PROVIDED DATA:
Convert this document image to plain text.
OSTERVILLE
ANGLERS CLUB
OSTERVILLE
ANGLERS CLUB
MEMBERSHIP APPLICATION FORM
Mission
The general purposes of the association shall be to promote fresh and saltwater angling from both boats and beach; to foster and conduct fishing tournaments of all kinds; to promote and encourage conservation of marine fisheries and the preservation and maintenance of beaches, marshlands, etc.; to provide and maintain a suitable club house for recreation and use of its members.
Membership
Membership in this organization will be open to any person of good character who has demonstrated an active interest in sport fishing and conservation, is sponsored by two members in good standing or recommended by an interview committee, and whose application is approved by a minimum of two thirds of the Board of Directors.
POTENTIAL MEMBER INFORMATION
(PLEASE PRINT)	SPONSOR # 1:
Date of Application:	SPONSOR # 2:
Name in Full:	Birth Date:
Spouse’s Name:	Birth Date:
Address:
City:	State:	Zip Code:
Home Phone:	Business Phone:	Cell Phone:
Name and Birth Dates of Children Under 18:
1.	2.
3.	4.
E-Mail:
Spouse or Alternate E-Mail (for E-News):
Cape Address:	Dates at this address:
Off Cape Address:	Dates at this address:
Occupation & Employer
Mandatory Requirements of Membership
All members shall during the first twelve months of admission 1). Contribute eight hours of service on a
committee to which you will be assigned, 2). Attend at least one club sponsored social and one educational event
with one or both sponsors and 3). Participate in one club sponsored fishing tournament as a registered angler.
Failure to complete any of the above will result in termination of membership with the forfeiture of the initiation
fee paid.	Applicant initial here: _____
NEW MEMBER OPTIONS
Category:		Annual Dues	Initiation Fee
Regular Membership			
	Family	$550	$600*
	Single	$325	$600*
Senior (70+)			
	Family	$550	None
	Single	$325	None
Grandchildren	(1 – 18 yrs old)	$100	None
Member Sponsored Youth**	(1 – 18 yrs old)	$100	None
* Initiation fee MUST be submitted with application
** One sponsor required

PROBLEM DETAILS: Copy each line above that contains the word "this".

WRITTEN ANSWER:
Convert this document image to plain text.
Membership in this organization will be open to any person of good character who has demonstrated an active interest in sport fishing and conservation, is sponsored by two members in good standing or recommended by an interview committee, and whose application is approved by a minimum of two thirds of the Board of Directors.
Cape Address:	Dates at this address:
Off Cape Address:	Dates at this address:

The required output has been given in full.